[Records from a collection]
--- --- ---
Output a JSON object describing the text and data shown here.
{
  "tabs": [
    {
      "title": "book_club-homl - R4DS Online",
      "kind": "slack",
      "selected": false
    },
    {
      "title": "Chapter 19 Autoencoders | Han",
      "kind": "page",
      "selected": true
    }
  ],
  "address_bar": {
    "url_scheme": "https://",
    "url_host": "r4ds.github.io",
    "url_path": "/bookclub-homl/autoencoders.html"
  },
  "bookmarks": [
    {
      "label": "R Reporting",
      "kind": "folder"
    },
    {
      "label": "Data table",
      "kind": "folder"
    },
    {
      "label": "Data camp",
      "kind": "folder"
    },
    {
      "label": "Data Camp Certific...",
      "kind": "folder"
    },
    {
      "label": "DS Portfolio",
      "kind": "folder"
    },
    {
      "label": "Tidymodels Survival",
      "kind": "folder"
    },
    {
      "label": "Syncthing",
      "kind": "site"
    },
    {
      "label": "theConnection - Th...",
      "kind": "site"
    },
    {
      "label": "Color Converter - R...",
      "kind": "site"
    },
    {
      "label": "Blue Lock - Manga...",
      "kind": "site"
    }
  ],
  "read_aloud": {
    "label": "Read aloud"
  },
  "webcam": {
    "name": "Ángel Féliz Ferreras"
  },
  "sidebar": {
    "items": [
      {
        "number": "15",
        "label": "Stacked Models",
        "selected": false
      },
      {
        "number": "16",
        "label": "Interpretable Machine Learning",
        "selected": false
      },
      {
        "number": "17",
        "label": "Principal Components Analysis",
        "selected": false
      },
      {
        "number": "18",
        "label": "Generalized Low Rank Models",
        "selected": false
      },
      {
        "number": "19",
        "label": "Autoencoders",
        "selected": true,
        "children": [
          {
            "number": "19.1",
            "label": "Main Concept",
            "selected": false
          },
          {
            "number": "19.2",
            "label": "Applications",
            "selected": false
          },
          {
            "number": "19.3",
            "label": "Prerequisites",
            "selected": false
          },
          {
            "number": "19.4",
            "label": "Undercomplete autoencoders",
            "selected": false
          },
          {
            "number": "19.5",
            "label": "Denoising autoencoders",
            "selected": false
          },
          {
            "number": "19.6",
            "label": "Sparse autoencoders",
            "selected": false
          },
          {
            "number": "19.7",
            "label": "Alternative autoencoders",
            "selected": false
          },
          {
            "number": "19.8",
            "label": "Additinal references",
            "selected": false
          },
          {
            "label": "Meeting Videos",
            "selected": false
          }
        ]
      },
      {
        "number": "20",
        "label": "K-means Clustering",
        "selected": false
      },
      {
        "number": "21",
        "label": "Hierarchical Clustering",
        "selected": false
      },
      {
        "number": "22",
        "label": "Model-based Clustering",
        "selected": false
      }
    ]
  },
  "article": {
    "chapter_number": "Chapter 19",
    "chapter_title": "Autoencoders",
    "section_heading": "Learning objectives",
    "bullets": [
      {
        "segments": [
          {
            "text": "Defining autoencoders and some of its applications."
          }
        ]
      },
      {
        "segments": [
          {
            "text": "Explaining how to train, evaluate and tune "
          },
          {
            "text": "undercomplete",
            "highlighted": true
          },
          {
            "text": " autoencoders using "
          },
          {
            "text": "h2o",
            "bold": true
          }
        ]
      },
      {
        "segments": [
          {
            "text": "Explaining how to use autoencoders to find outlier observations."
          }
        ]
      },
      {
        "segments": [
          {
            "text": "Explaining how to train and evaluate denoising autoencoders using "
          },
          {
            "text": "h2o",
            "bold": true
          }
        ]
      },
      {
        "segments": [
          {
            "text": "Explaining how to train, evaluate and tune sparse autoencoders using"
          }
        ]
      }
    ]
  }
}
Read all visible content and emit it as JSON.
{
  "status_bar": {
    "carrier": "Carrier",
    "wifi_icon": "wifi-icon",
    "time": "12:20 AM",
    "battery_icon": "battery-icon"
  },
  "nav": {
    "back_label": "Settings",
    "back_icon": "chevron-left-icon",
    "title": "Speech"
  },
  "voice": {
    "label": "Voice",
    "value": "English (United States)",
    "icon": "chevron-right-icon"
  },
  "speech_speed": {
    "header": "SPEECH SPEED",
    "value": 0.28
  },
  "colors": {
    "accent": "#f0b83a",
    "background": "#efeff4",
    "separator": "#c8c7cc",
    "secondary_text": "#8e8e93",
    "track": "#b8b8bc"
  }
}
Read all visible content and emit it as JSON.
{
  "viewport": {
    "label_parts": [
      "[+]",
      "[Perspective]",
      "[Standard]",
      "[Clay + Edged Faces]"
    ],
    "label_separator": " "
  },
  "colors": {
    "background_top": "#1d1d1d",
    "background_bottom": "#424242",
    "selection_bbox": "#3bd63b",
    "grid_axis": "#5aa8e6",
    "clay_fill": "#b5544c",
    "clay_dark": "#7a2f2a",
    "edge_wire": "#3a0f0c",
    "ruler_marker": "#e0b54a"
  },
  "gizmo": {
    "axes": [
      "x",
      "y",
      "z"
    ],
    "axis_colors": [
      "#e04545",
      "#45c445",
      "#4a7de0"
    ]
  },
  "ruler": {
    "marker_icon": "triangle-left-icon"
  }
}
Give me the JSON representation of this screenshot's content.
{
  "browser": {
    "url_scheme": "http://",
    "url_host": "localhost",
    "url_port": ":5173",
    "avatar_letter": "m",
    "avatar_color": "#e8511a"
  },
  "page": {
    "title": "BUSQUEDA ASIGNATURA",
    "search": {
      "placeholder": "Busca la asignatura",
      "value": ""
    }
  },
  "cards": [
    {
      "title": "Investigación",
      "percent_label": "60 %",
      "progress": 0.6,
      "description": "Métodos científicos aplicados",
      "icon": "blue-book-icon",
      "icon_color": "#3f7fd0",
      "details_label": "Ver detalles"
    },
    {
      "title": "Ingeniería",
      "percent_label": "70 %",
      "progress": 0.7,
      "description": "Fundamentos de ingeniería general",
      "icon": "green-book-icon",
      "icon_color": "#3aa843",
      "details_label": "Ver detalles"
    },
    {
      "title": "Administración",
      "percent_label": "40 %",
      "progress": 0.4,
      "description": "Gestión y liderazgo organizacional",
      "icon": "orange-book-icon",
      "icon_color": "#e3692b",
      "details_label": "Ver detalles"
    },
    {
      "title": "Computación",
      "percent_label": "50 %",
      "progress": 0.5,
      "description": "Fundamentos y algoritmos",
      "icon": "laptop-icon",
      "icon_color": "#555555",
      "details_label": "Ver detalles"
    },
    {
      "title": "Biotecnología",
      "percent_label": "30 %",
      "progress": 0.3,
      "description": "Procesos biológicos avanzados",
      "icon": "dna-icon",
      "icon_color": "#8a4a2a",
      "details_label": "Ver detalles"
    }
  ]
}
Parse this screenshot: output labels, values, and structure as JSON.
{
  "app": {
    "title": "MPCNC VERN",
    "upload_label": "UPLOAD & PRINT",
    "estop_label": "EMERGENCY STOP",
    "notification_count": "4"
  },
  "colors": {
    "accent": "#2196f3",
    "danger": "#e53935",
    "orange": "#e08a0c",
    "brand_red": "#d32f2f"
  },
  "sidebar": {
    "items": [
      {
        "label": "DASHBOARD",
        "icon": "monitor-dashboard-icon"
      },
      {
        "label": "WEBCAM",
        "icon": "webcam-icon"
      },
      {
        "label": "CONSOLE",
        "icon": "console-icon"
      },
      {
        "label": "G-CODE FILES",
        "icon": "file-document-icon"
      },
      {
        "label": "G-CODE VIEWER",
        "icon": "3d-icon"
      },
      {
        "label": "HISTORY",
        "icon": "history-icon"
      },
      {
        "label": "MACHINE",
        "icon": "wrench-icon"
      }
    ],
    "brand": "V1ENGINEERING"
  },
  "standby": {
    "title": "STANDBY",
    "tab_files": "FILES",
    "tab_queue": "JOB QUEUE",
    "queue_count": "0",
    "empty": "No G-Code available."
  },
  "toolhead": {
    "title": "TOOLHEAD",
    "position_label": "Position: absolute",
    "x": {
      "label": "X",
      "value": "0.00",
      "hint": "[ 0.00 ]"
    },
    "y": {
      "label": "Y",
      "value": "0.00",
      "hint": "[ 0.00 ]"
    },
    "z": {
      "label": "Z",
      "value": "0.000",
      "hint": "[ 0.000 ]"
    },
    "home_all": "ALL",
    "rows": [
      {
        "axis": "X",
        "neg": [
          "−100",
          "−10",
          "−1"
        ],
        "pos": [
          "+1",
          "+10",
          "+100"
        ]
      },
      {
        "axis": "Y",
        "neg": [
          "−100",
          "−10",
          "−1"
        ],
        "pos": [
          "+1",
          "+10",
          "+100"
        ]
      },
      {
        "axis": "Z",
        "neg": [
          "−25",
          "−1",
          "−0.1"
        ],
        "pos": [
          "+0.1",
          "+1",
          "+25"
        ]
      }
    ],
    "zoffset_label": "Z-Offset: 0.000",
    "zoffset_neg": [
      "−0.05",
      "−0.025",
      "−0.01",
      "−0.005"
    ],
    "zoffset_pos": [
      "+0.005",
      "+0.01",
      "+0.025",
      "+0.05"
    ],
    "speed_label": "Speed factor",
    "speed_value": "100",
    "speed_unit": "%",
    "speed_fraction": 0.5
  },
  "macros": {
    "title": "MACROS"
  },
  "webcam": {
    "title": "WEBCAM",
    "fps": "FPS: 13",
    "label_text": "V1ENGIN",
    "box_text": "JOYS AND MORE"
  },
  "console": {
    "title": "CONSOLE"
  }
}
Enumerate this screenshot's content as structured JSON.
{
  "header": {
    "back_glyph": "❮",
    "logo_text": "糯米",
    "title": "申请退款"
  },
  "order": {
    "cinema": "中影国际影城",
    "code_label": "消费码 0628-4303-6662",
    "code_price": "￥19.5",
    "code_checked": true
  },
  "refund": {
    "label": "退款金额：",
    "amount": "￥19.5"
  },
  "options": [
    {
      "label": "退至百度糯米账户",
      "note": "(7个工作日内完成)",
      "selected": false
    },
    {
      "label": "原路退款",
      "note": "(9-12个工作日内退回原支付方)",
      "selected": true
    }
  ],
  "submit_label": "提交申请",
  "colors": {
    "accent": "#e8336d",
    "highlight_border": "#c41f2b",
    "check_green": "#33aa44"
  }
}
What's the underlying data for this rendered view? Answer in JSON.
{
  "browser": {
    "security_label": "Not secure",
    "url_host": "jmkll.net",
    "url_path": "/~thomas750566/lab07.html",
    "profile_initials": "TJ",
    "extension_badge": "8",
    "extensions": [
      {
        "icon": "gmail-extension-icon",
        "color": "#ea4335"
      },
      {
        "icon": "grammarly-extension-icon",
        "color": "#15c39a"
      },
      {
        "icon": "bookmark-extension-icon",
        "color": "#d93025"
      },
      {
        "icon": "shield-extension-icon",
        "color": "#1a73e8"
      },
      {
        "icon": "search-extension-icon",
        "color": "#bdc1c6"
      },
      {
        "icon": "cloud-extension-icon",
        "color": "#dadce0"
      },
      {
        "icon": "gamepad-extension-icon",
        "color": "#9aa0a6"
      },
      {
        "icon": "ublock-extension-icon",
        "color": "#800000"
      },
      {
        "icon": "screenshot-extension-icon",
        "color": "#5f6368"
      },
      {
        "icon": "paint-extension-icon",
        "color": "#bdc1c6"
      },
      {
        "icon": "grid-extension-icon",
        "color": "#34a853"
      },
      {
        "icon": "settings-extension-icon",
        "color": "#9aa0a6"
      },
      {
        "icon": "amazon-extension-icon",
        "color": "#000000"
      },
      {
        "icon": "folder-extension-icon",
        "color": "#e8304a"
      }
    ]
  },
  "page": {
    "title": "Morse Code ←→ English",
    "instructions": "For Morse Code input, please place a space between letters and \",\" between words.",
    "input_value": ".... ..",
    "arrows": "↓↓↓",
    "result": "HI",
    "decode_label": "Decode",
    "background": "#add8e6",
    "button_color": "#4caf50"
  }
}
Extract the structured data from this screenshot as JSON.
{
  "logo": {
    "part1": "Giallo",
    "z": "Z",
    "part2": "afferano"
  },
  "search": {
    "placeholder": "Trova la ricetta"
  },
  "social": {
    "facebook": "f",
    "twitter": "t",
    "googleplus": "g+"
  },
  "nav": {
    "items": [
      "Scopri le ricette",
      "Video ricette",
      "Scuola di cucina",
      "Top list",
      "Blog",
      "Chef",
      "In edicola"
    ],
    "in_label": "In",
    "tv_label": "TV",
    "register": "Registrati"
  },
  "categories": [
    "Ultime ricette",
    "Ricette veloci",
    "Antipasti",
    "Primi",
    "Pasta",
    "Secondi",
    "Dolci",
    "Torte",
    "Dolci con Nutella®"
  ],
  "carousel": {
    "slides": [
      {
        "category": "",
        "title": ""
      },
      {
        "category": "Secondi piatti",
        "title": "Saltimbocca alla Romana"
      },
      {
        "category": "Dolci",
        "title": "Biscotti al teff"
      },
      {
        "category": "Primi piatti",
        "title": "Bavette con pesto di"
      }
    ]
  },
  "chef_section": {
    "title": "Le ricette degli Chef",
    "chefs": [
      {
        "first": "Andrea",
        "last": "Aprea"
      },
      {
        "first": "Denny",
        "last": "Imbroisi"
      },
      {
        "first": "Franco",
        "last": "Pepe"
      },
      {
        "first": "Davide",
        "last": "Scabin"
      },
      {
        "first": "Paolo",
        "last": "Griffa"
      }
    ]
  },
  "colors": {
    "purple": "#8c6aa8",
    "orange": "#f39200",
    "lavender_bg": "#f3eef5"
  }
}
--- --- ---
# [Work to complete]
Determine how many lines in the listing above hold the word "accent", answering with the number only.

# [Solution to this task]
3